| RECORDS SUPPLIED |
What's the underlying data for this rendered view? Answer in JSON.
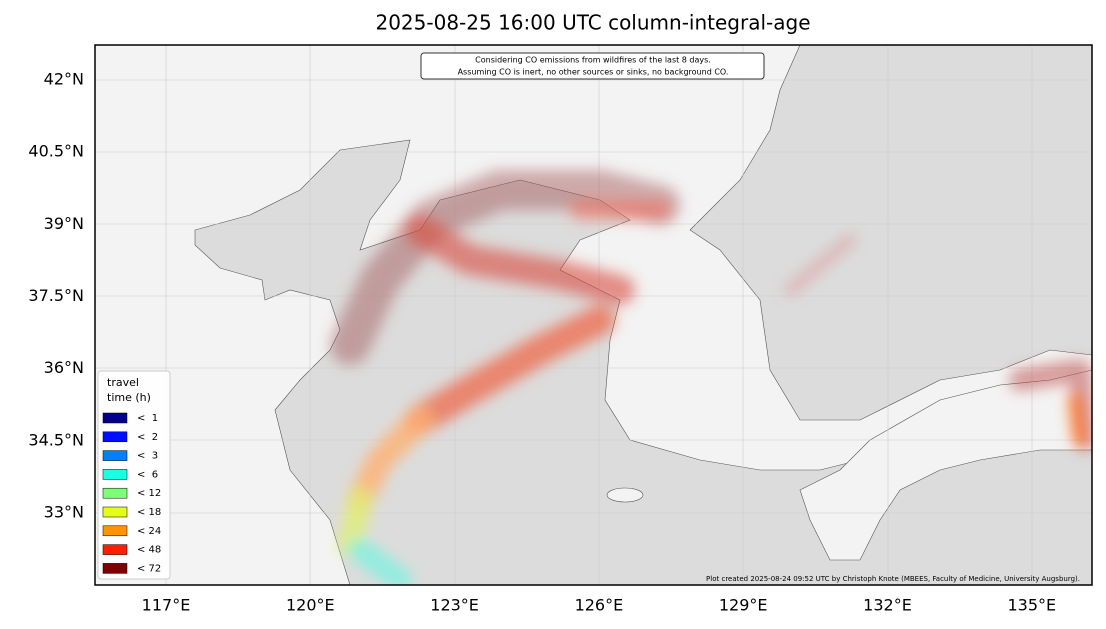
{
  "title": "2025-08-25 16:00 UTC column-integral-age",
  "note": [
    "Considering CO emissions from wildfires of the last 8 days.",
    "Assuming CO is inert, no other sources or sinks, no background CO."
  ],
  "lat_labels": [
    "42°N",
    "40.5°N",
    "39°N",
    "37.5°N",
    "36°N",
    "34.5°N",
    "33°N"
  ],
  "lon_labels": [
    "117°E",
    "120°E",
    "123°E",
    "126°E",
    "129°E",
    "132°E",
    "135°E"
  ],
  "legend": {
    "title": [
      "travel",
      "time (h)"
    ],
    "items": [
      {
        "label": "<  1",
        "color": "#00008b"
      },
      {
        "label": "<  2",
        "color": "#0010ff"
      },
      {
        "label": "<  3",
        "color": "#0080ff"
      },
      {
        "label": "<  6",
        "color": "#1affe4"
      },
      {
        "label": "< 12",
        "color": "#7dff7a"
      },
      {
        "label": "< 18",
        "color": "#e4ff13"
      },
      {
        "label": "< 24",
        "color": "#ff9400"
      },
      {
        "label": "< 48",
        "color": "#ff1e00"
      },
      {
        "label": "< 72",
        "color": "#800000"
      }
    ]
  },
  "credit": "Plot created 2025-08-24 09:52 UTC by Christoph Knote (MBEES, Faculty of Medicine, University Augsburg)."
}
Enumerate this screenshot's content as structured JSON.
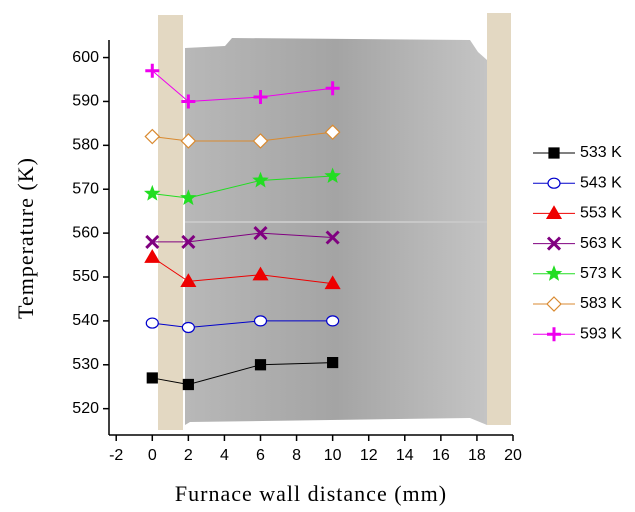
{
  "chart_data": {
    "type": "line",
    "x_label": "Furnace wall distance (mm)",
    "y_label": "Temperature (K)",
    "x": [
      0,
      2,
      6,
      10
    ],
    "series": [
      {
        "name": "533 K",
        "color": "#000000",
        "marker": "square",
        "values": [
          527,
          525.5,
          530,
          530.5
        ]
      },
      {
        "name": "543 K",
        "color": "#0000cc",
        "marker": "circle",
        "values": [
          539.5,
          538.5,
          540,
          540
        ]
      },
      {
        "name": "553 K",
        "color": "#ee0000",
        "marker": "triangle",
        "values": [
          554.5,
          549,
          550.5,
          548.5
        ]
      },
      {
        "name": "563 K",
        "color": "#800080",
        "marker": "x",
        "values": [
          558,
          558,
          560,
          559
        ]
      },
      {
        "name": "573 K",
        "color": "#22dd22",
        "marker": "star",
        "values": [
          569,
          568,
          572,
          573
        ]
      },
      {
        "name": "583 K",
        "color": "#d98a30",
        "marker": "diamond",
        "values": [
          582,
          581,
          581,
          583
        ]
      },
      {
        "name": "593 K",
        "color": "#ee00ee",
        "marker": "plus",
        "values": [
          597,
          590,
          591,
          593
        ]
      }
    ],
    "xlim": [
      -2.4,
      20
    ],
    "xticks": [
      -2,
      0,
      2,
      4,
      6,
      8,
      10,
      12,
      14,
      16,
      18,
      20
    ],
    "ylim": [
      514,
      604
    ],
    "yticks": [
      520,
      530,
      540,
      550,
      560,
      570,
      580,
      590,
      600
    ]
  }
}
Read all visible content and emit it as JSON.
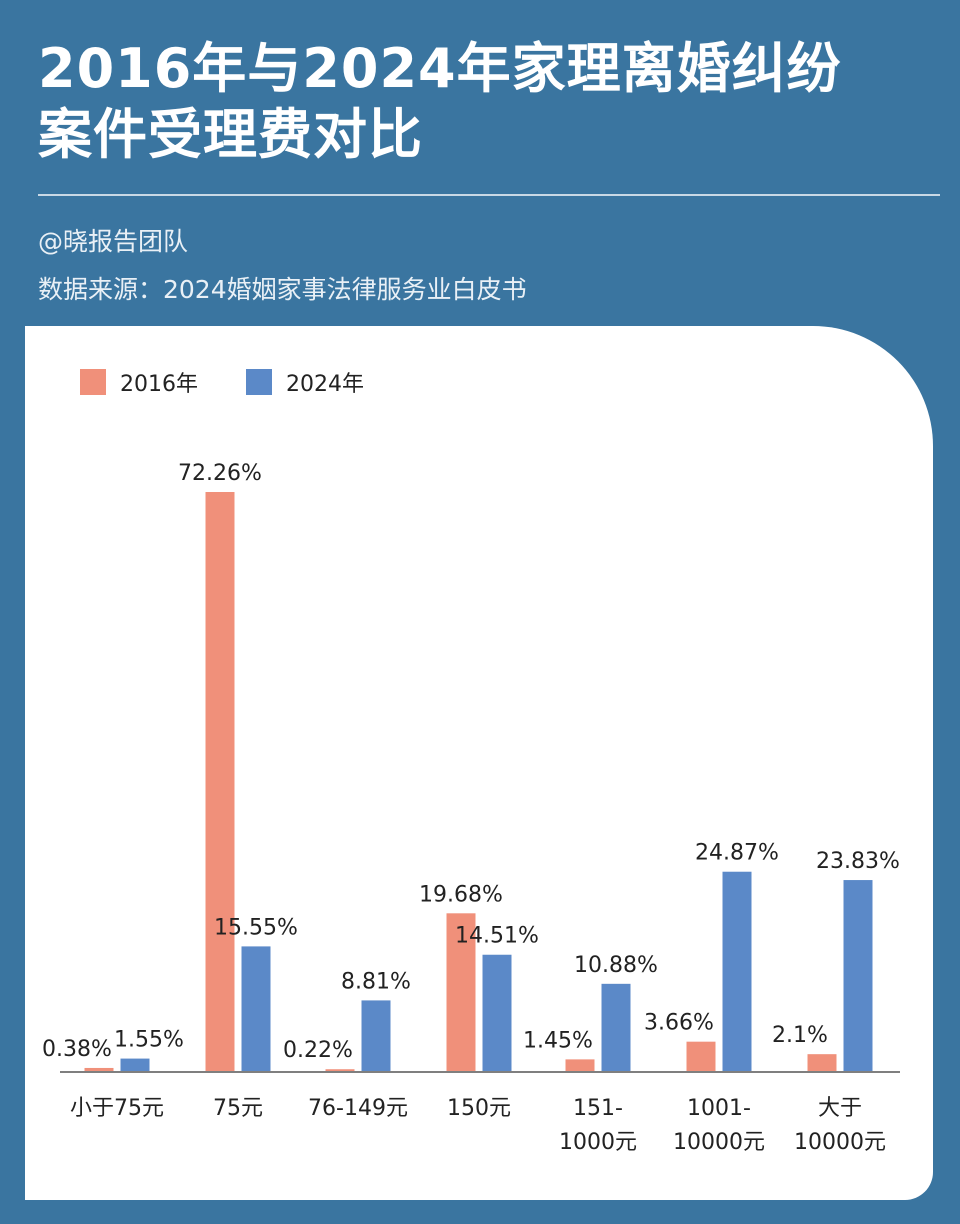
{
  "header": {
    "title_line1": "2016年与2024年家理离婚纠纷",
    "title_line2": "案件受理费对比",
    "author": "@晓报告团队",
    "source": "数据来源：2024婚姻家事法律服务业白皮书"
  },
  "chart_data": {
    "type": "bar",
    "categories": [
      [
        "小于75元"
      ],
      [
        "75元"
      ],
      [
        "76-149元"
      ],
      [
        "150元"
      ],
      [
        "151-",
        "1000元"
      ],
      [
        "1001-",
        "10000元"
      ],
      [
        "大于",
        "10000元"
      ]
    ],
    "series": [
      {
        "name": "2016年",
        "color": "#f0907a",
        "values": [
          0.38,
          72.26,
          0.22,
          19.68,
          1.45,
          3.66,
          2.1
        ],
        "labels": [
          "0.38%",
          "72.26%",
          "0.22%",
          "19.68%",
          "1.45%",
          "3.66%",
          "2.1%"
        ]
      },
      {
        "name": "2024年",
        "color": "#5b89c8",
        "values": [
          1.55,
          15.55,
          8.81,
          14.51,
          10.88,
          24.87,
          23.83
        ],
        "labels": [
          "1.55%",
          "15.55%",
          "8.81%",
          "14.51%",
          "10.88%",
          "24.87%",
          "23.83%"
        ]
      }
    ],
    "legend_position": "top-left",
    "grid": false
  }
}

| SET EXERCISE |
Check each line of the records for the string "content" and state how many lines contain it. Give only the number.

| OUTPUT FOR THIS TASK |
2